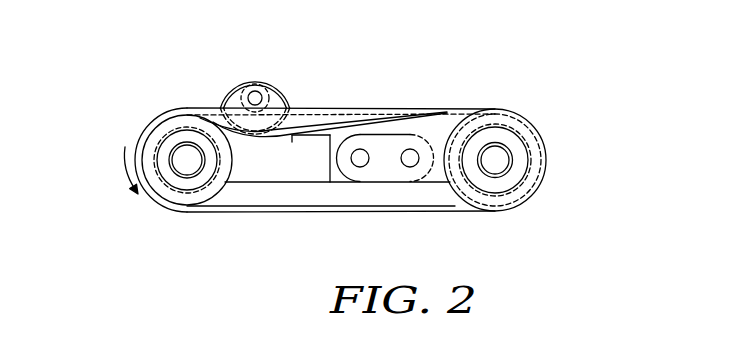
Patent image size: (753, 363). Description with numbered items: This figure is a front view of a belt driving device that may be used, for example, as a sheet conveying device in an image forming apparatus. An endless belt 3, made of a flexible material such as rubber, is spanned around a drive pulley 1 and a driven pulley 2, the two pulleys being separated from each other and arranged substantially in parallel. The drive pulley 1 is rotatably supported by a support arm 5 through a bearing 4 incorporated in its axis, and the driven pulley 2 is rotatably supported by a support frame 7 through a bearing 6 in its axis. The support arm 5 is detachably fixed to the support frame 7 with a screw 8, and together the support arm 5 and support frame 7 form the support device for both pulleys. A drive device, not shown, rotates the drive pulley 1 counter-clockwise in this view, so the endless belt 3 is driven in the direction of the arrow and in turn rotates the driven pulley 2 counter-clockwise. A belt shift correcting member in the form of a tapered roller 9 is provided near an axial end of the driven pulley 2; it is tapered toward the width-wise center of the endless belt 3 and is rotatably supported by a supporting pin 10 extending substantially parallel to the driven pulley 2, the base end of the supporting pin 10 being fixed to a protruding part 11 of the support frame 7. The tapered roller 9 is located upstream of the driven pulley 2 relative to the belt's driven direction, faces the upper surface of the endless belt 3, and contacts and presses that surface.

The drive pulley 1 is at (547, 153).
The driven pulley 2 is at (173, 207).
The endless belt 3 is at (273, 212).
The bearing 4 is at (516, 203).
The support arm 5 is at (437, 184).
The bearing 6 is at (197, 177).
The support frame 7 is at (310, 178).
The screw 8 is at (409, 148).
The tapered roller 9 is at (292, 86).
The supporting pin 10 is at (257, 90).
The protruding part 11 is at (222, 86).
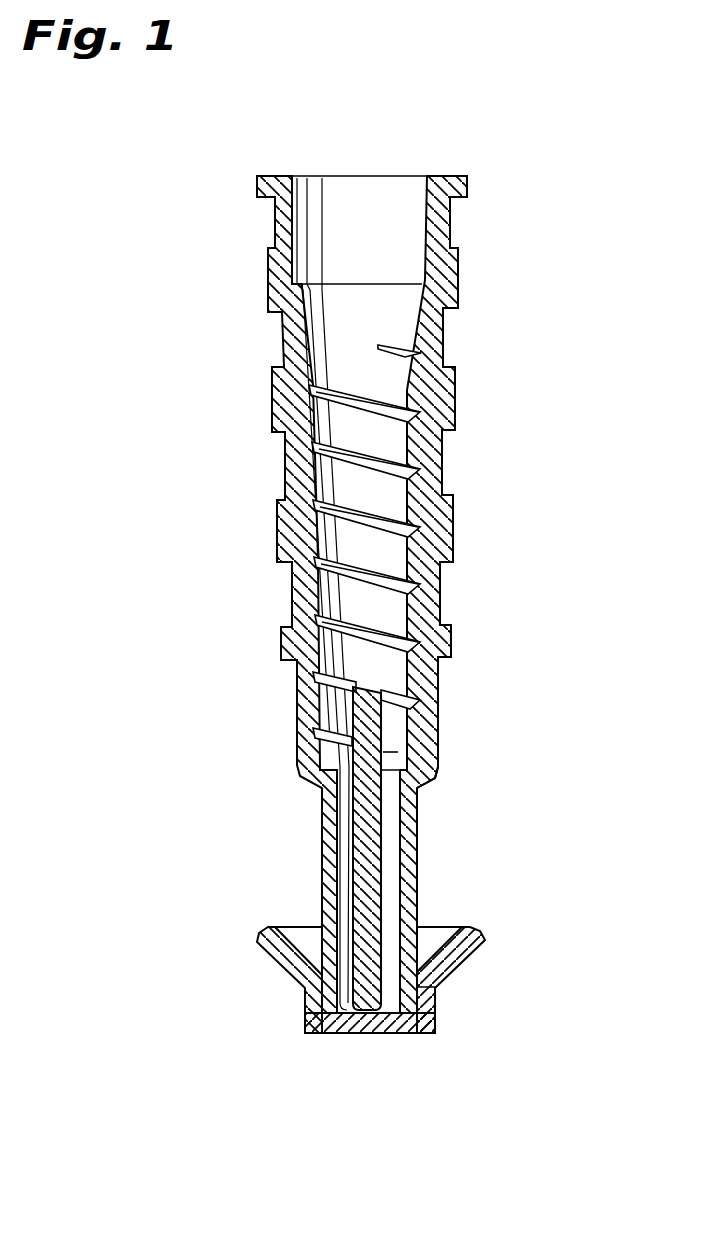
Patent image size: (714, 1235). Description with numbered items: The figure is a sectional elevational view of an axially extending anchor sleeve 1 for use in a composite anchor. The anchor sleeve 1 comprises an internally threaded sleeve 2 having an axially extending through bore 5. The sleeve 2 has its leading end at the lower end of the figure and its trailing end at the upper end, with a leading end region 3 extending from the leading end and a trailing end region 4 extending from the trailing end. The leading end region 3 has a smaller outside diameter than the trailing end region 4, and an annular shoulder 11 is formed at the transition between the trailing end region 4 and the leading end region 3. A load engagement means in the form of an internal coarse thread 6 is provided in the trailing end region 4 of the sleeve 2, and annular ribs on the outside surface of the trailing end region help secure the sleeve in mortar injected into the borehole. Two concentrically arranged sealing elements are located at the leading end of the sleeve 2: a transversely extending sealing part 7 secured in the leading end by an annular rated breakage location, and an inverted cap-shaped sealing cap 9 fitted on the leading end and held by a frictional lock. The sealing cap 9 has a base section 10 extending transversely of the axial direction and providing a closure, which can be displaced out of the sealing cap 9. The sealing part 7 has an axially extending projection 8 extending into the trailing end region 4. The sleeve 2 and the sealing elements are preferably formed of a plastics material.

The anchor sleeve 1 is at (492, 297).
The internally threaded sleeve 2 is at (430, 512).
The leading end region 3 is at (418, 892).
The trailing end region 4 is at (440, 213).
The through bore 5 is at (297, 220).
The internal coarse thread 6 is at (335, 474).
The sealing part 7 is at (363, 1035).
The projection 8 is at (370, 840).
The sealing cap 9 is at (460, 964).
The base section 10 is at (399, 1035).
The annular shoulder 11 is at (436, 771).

**AIM**
Collect every line of the material above that contains the string "trailing", and treat uppercase and lowercase as different.

**SOLUTION TO THIS TASK**
Patent image size: (714, 1235). Description with numbered items: The figure is a sectional elevational view of an axially extending anchor sleeve 1 for use in a composite anchor. The anchor sleeve 1 comprises an internally threaded sleeve 2 having an axially extending through bore 5. The sleeve 2 has its leading end at the lower end of the figure and its trailing end at the upper end, with a leading end region 3 extending from the leading end and a trailing end region 4 extending from the trailing end. The leading end region 3 has a smaller outside diameter than the trailing end region 4, and an annular shoulder 11 is formed at the transition between the trailing end region 4 and the leading end region 3. A load engagement means in the form of an internal coarse thread 6 is provided in the trailing end region 4 of the sleeve 2, and annular ribs on the outside surface of the trailing end region help secure the sleeve in mortar injected into the borehole. Two concentrically arranged sealing elements are located at the leading end of the sleeve 2: a transversely extending sealing part 7 secured in the leading end by an annular rated breakage location, and an inverted cap-shaped sealing cap 9 fitted on the leading end and held by a frictional lock. The sealing cap 9 has a base section 10 extending transversely of the axial direction and providing a closure, which can be displaced out of the sealing cap 9. The sealing part 7 has an axially extending projection 8 extending into the trailing end region 4. The sleeve 2 and the sealing elements are preferably formed of a plastics material.
The trailing end region 4 is at (440, 213).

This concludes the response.